RECORDED INFORMATION
= = = =
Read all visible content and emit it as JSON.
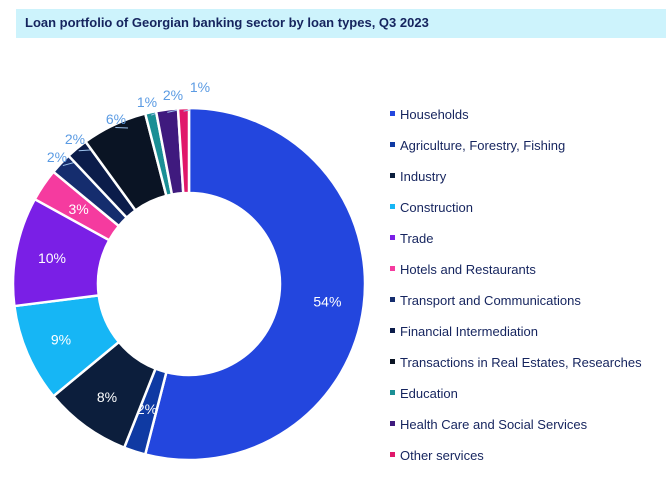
{
  "title": "Loan portfolio of Georgian banking sector by loan types, Q3 2023",
  "chart_data": {
    "type": "pie",
    "donut": true,
    "legend_position": "right",
    "series": [
      {
        "name": "Households",
        "value": 54,
        "label": "54%",
        "color": "#2346de",
        "label_placement": "inside",
        "label_color": "#ffffff"
      },
      {
        "name": "Agriculture, Forestry, Fishing",
        "value": 2,
        "label": "2%",
        "color": "#0f3aa3",
        "label_placement": "inside",
        "label_color": "#ffffff"
      },
      {
        "name": "Industry",
        "value": 8,
        "label": "8%",
        "color": "#0c1e3c",
        "label_placement": "inside",
        "label_color": "#ffffff"
      },
      {
        "name": "Construction",
        "value": 9,
        "label": "9%",
        "color": "#16b6f5",
        "label_placement": "inside",
        "label_color": "#ffffff"
      },
      {
        "name": "Trade",
        "value": 10,
        "label": "10%",
        "color": "#7a1fe6",
        "label_placement": "inside",
        "label_color": "#ffffff"
      },
      {
        "name": "Hotels and Restaurants",
        "value": 3,
        "label": "3%",
        "color": "#f53b9f",
        "label_placement": "inside",
        "label_color": "#ffffff"
      },
      {
        "name": "Transport and Communications",
        "value": 2,
        "label": "2%",
        "color": "#152d6e",
        "label_placement": "outside",
        "label_color": "#5b9be3"
      },
      {
        "name": "Financial Intermediation",
        "value": 2,
        "label": "2%",
        "color": "#0b1c4a",
        "label_placement": "outside",
        "label_color": "#5b9be3"
      },
      {
        "name": "Transactions in Real Estates, Researches",
        "value": 6,
        "label": "6%",
        "color": "#0a1424",
        "label_placement": "outside",
        "label_color": "#5b9be3"
      },
      {
        "name": "Education",
        "value": 1,
        "label": "1%",
        "color": "#1a8f95",
        "label_placement": "outside",
        "label_color": "#5b9be3"
      },
      {
        "name": "Health Care and Social Services",
        "value": 2,
        "label": "2%",
        "color": "#3f1a7e",
        "label_placement": "outside",
        "label_color": "#5b9be3"
      },
      {
        "name": "Other services",
        "value": 1,
        "label": "1%",
        "color": "#e0186a",
        "label_placement": "outside",
        "label_color": "#5b9be3"
      }
    ]
  }
}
= = = =
WHAT YOU HAVE TO DO
Only lines with the word "name" are wanted, so copy each one from the records.

CORRECT ANSWER
        "name": "Households",
        "name": "Agriculture, Forestry, Fishing",
        "name": "Industry",
        "name": "Construction",
        "name": "Trade",
        "name": "Hotels and Restaurants",
        "name": "Transport and Communications",
        "name": "Financial Intermediation",
        "name": "Transactions in Real Estates, Researches",
        "name": "Education",
        "name": "Health Care and Social Services",
        "name": "Other services",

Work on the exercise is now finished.